-- START Supplied material --
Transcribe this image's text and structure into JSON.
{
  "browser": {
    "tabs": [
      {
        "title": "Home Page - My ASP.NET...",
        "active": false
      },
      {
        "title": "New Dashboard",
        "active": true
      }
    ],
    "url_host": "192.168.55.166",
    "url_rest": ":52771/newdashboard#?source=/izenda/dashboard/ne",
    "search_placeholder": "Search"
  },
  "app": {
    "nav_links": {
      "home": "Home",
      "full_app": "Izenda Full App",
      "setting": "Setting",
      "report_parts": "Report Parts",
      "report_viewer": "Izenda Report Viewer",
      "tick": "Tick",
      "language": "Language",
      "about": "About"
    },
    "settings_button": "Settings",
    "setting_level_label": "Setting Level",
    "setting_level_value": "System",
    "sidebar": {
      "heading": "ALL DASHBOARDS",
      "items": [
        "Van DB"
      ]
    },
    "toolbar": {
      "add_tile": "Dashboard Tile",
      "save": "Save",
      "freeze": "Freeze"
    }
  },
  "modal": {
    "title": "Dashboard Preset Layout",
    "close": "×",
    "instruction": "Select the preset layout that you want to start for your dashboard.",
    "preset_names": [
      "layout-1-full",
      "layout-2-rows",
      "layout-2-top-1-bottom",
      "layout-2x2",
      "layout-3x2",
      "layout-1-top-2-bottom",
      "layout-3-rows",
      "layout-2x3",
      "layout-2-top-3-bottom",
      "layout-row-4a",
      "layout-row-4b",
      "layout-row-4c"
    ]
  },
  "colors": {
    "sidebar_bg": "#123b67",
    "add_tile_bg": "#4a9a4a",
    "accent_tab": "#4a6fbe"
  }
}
-- END Supplied material --
- **Request**: Print every record above exactly as written.

- **Response to the task**:
Transcribe this image's text and structure into JSON.
{
  "browser": {
    "tabs": [
      {
        "title": "Home Page - My ASP.NET...",
        "active": false
      },
      {
        "title": "New Dashboard",
        "active": true
      }
    ],
    "url_host": "192.168.55.166",
    "url_rest": ":52771/newdashboard#?source=/izenda/dashboard/ne",
    "search_placeholder": "Search"
  },
  "app": {
    "nav_links": {
      "home": "Home",
      "full_app": "Izenda Full App",
      "setting": "Setting",
      "report_parts": "Report Parts",
      "report_viewer": "Izenda Report Viewer",
      "tick": "Tick",
      "language": "Language",
      "about": "About"
    },
    "settings_button": "Settings",
    "setting_level_label": "Setting Level",
    "setting_level_value": "System",
    "sidebar": {
      "heading": "ALL DASHBOARDS",
      "items": [
        "Van DB"
      ]
    },
    "toolbar": {
      "add_tile": "Dashboard Tile",
      "save": "Save",
      "freeze": "Freeze"
    }
  },
  "modal": {
    "title": "Dashboard Preset Layout",
    "close": "×",
    "instruction": "Select the preset layout that you want to start for your dashboard.",
    "preset_names": [
      "layout-1-full",
      "layout-2-rows",
      "layout-2-top-1-bottom",
      "layout-2x2",
      "layout-3x2",
      "layout-1-top-2-bottom",
      "layout-3-rows",
      "layout-2x3",
      "layout-2-top-3-bottom",
      "layout-row-4a",
      "layout-row-4b",
      "layout-row-4c"
    ]
  },
  "colors": {
    "sidebar_bg": "#123b67",
    "add_tile_bg": "#4a9a4a",
    "accent_tab": "#4a6fbe"
  }
}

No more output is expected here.